*Task directions*.
What follows is a set of records, each of which is to be written out exactly.

*Given entries*.
——————————

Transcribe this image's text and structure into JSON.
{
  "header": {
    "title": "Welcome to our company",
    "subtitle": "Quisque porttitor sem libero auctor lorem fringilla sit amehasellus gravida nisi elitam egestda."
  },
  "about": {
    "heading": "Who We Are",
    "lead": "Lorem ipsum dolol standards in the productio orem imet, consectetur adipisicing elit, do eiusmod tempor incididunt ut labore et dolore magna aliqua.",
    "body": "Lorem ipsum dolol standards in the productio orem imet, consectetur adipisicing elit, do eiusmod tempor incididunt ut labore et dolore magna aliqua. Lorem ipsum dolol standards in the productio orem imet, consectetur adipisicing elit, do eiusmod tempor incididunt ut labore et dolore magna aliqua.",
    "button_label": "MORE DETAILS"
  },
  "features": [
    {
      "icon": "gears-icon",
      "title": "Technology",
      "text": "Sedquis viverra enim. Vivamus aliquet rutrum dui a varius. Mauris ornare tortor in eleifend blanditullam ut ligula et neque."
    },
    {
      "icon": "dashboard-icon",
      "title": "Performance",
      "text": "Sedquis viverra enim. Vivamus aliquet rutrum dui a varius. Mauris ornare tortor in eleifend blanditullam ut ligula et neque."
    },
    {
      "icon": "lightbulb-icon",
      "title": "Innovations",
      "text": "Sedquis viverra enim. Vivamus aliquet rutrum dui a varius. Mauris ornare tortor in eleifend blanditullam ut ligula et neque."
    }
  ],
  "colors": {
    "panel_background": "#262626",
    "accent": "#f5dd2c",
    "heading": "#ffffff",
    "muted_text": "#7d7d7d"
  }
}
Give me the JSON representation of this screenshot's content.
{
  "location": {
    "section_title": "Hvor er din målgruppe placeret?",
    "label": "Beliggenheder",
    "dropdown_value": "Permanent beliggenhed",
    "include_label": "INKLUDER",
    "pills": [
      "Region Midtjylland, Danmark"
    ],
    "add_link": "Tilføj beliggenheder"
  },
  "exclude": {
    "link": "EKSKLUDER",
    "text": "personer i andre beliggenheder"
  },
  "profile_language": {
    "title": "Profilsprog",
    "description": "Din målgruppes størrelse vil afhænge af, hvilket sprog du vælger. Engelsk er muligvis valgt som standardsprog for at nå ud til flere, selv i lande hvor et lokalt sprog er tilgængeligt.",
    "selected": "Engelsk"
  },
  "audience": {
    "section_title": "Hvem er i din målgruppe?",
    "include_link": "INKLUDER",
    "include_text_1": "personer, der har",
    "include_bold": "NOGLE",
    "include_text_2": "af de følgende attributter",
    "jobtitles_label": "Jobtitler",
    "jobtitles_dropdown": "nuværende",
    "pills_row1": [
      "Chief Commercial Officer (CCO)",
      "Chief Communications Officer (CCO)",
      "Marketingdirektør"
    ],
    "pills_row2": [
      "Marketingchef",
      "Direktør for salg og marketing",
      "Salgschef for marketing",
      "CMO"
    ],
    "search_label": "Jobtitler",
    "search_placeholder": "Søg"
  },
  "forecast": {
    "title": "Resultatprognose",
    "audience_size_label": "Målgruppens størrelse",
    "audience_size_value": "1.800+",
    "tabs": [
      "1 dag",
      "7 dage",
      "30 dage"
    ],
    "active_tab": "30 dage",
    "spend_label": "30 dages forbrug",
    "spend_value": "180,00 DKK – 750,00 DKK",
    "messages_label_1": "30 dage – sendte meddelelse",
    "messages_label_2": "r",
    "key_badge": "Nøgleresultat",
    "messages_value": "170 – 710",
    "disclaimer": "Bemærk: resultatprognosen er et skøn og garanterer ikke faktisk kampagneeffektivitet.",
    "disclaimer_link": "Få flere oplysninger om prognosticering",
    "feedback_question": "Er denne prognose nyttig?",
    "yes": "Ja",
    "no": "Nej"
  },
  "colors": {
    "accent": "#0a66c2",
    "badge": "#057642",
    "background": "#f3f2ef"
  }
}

——————————

*Written response*.
Transcribe this image's text and structure into JSON.
{
  "header": {
    "title": "Welcome to our company",
    "subtitle": "Quisque porttitor sem libero auctor lorem fringilla sit amehasellus gravida nisi elitam egestda."
  },
  "about": {
    "heading": "Who We Are",
    "lead": "Lorem ipsum dolol standards in the productio orem imet, consectetur adipisicing elit, do eiusmod tempor incididunt ut labore et dolore magna aliqua.",
    "body": "Lorem ipsum dolol standards in the productio orem imet, consectetur adipisicing elit, do eiusmod tempor incididunt ut labore et dolore magna aliqua. Lorem ipsum dolol standards in the productio orem imet, consectetur adipisicing elit, do eiusmod tempor incididunt ut labore et dolore magna aliqua.",
    "button_label": "MORE DETAILS"
  },
  "features": [
    {
      "icon": "gears-icon",
      "title": "Technology",
      "text": "Sedquis viverra enim. Vivamus aliquet rutrum dui a varius. Mauris ornare tortor in eleifend blanditullam ut ligula et neque."
    },
    {
      "icon": "dashboard-icon",
      "title": "Performance",
      "text": "Sedquis viverra enim. Vivamus aliquet rutrum dui a varius. Mauris ornare tortor in eleifend blanditullam ut ligula et neque."
    },
    {
      "icon": "lightbulb-icon",
      "title": "Innovations",
      "text": "Sedquis viverra enim. Vivamus aliquet rutrum dui a varius. Mauris ornare tortor in eleifend blanditullam ut ligula et neque."
    }
  ],
  "colors": {
    "panel_background": "#262626",
    "accent": "#f5dd2c",
    "heading": "#ffffff",
    "muted_text": "#7d7d7d"
  }
}
Give me the JSON representation of this screenshot's content.
{
  "location": {
    "section_title": "Hvor er din målgruppe placeret?",
    "label": "Beliggenheder",
    "dropdown_value": "Permanent beliggenhed",
    "include_label": "INKLUDER",
    "pills": [
      "Region Midtjylland, Danmark"
    ],
    "add_link": "Tilføj beliggenheder"
  },
  "exclude": {
    "link": "EKSKLUDER",
    "text": "personer i andre beliggenheder"
  },
  "profile_language": {
    "title": "Profilsprog",
    "description": "Din målgruppes størrelse vil afhænge af, hvilket sprog du vælger. Engelsk er muligvis valgt som standardsprog for at nå ud til flere, selv i lande hvor et lokalt sprog er tilgængeligt.",
    "selected": "Engelsk"
  },
  "audience": {
    "section_title": "Hvem er i din målgruppe?",
    "include_link": "INKLUDER",
    "include_text_1": "personer, der har",
    "include_bold": "NOGLE",
    "include_text_2": "af de følgende attributter",
    "jobtitles_label": "Jobtitler",
    "jobtitles_dropdown": "nuværende",
    "pills_row1": [
      "Chief Commercial Officer (CCO)",
      "Chief Communications Officer (CCO)",
      "Marketingdirektør"
    ],
    "pills_row2": [
      "Marketingchef",
      "Direktør for salg og marketing",
      "Salgschef for marketing",
      "CMO"
    ],
    "search_label": "Jobtitler",
    "search_placeholder": "Søg"
  },
  "forecast": {
    "title": "Resultatprognose",
    "audience_size_label": "Målgruppens størrelse",
    "audience_size_value": "1.800+",
    "tabs": [
      "1 dag",
      "7 dage",
      "30 dage"
    ],
    "active_tab": "30 dage",
    "spend_label": "30 dages forbrug",
    "spend_value": "180,00 DKK – 750,00 DKK",
    "messages_label_1": "30 dage – sendte meddelelse",
    "messages_label_2": "r",
    "key_badge": "Nøgleresultat",
    "messages_value": "170 – 710",
    "disclaimer": "Bemærk: resultatprognosen er et skøn og garanterer ikke faktisk kampagneeffektivitet.",
    "disclaimer_link": "Få flere oplysninger om prognosticering",
    "feedback_question": "Er denne prognose nyttig?",
    "yes": "Ja",
    "no": "Nej"
  },
  "colors": {
    "accent": "#0a66c2",
    "badge": "#057642",
    "background": "#f3f2ef"
  }
}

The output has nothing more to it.